[Work to complete]
Copy the data exactly as it appears, and do not include any pictures.

--- start Recorded data ---

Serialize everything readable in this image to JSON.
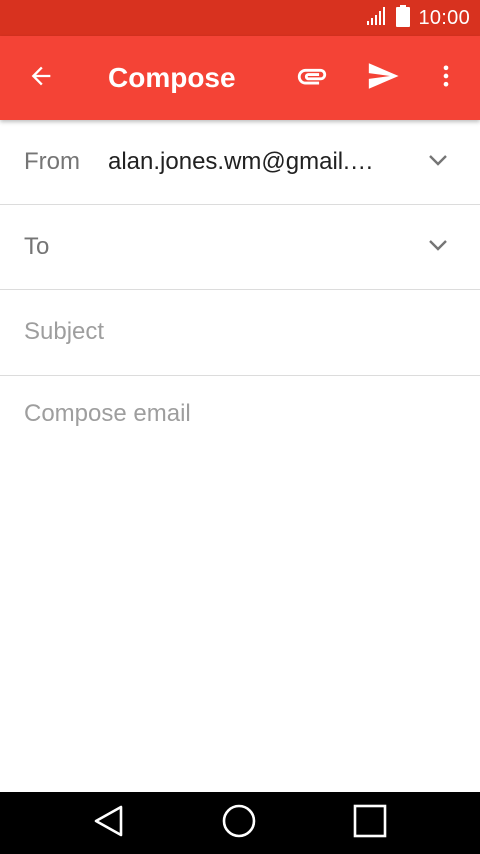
{
  "status_bar": {
    "time": "10:00",
    "icons": [
      "signal-icon",
      "battery-icon"
    ],
    "background": "#d8321f"
  },
  "app_bar": {
    "title": "Compose",
    "background": "#f44336",
    "icons": [
      "arrow-back-icon",
      "paperclip-icon",
      "send-icon",
      "more-vert-icon"
    ]
  },
  "form": {
    "from_label": "From",
    "from_value": "alan.jones.wm@gmail.c…",
    "to_label": "To",
    "to_value": "",
    "subject_placeholder": "Subject",
    "subject_value": "",
    "body_placeholder": "Compose email",
    "body_value": ""
  },
  "nav_bar": {
    "icons": [
      "nav-back-icon",
      "nav-home-icon",
      "nav-recents-icon"
    ]
  }
}
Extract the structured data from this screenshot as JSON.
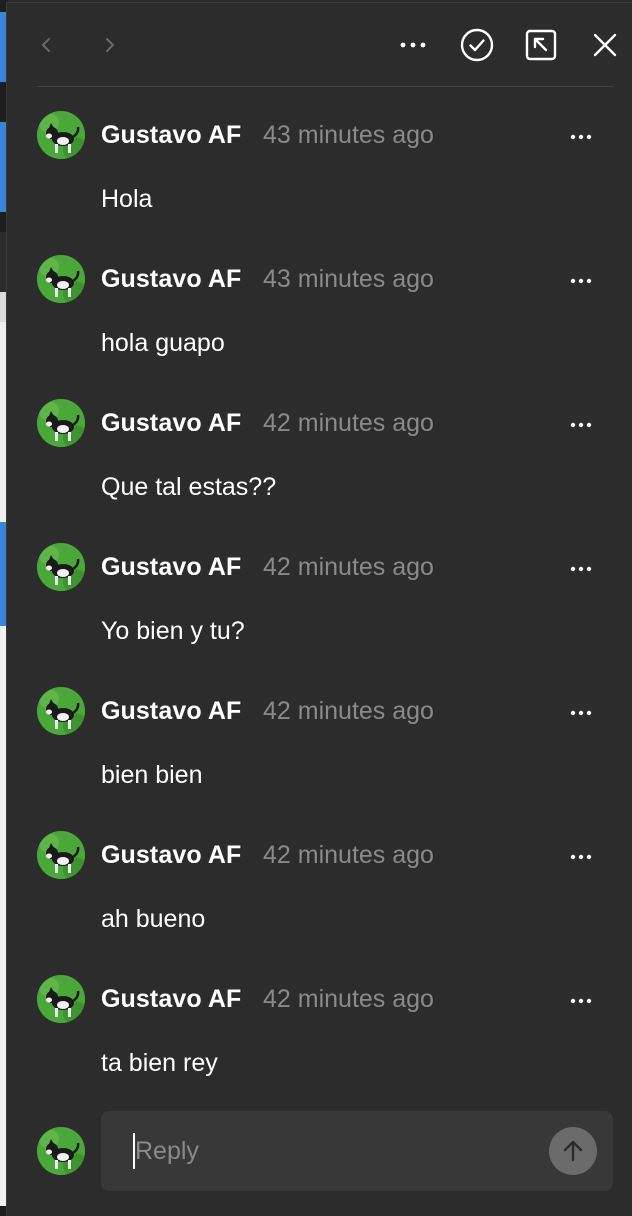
{
  "colors": {
    "panel_bg": "#2c2c2c",
    "text_primary": "#ffffff",
    "text_secondary": "#8a8a8a",
    "input_bg": "#383838",
    "send_button": "#6b6b6b",
    "avatar_bg": "#4aa83a"
  },
  "toolbar": {
    "icons": [
      "chevron-left-icon",
      "chevron-right-icon",
      "more-horizontal-icon",
      "resolve-check-icon",
      "open-external-icon",
      "close-icon"
    ]
  },
  "comments": [
    {
      "author": "Gustavo AF",
      "time": "43 minutes ago",
      "text": "Hola"
    },
    {
      "author": "Gustavo AF",
      "time": "43 minutes ago",
      "text": "hola guapo"
    },
    {
      "author": "Gustavo AF",
      "time": "42 minutes ago",
      "text": "Que tal estas??"
    },
    {
      "author": "Gustavo AF",
      "time": "42 minutes ago",
      "text": "Yo bien y tu?"
    },
    {
      "author": "Gustavo AF",
      "time": "42 minutes ago",
      "text": "bien bien"
    },
    {
      "author": "Gustavo AF",
      "time": "42 minutes ago",
      "text": "ah bueno"
    },
    {
      "author": "Gustavo AF",
      "time": "42 minutes ago",
      "text": "ta bien rey"
    }
  ],
  "reply": {
    "placeholder": "Reply",
    "value": ""
  }
}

--- end Recorded data ---

[Task response]
Serialize everything readable in this image to JSON.
{
  "status_bar": {
    "time": "10:00",
    "icons": [
      "signal-icon",
      "battery-icon"
    ],
    "background": "#d8321f"
  },
  "app_bar": {
    "title": "Compose",
    "background": "#f44336",
    "icons": [
      "arrow-back-icon",
      "paperclip-icon",
      "send-icon",
      "more-vert-icon"
    ]
  },
  "form": {
    "from_label": "From",
    "from_value": "alan.jones.wm@gmail.c…",
    "to_label": "To",
    "to_value": "",
    "subject_placeholder": "Subject",
    "subject_value": "",
    "body_placeholder": "Compose email",
    "body_value": ""
  },
  "nav_bar": {
    "icons": [
      "nav-back-icon",
      "nav-home-icon",
      "nav-recents-icon"
    ]
  }
}
Extract the structured data from this screenshot as JSON.
{
  "colors": {
    "panel_bg": "#2c2c2c",
    "text_primary": "#ffffff",
    "text_secondary": "#8a8a8a",
    "input_bg": "#383838",
    "send_button": "#6b6b6b",
    "avatar_bg": "#4aa83a"
  },
  "toolbar": {
    "icons": [
      "chevron-left-icon",
      "chevron-right-icon",
      "more-horizontal-icon",
      "resolve-check-icon",
      "open-external-icon",
      "close-icon"
    ]
  },
  "comments": [
    {
      "author": "Gustavo AF",
      "time": "43 minutes ago",
      "text": "Hola"
    },
    {
      "author": "Gustavo AF",
      "time": "43 minutes ago",
      "text": "hola guapo"
    },
    {
      "author": "Gustavo AF",
      "time": "42 minutes ago",
      "text": "Que tal estas??"
    },
    {
      "author": "Gustavo AF",
      "time": "42 minutes ago",
      "text": "Yo bien y tu?"
    },
    {
      "author": "Gustavo AF",
      "time": "42 minutes ago",
      "text": "bien bien"
    },
    {
      "author": "Gustavo AF",
      "time": "42 minutes ago",
      "text": "ah bueno"
    },
    {
      "author": "Gustavo AF",
      "time": "42 minutes ago",
      "text": "ta bien rey"
    }
  ],
  "reply": {
    "placeholder": "Reply",
    "value": ""
  }
}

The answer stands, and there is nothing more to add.